Task data:
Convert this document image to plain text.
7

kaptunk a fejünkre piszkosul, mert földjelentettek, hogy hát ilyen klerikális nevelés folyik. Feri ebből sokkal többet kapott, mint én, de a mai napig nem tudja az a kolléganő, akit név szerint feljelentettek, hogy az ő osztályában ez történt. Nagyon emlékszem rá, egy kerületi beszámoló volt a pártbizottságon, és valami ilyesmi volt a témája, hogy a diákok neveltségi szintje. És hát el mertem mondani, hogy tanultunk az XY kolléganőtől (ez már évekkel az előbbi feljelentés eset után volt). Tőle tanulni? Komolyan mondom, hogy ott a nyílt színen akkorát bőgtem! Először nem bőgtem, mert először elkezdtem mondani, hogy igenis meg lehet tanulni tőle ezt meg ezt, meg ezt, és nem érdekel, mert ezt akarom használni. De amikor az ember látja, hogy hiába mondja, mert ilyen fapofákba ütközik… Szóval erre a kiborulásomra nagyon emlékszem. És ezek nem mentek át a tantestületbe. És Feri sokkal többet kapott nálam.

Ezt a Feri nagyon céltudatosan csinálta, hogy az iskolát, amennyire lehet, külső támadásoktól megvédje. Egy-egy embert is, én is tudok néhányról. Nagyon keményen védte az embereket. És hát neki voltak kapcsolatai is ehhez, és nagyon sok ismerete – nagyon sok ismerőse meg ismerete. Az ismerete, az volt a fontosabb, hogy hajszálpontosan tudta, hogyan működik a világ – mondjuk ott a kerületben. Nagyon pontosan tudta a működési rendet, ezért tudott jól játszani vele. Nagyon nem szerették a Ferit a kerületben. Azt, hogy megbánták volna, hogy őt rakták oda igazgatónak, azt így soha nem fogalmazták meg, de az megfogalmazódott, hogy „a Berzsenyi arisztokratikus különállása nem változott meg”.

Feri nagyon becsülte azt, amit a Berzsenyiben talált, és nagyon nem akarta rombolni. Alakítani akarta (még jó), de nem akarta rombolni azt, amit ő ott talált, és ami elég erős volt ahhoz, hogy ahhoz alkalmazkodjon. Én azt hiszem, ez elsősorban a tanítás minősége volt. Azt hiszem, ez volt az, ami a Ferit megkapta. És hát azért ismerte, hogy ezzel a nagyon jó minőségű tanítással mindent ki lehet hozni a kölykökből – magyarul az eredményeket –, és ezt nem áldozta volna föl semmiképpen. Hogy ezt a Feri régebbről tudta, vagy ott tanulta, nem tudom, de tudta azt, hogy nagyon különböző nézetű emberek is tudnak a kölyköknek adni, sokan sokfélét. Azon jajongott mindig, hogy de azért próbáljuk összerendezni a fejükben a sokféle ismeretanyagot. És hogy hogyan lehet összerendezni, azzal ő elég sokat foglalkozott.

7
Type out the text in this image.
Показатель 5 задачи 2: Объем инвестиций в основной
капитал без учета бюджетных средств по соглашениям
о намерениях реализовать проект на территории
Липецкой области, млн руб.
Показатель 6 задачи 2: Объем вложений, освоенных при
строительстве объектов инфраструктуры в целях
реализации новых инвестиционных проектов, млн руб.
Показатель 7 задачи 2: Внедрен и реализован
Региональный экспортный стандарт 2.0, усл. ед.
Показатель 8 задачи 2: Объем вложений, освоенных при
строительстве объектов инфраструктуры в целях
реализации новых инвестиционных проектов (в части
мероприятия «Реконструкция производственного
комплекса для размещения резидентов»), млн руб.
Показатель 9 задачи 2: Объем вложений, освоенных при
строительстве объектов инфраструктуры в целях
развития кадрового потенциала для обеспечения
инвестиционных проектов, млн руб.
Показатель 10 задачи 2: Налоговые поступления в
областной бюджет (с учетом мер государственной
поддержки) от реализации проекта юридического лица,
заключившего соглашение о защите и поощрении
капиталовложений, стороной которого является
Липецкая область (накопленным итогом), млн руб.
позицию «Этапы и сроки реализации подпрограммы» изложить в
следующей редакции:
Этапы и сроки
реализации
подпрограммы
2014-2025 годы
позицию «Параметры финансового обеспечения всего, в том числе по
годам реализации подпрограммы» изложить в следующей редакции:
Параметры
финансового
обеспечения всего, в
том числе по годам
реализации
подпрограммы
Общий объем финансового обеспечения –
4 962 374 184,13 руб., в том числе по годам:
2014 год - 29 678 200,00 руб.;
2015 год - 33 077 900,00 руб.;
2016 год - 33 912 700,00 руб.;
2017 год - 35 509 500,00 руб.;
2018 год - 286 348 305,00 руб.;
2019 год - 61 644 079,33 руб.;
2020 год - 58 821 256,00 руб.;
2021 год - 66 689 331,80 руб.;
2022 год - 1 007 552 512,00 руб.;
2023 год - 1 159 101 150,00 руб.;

Task:
Respond with nothing but the number of lines in the entries that contain the string "изложить".

Task solution:
2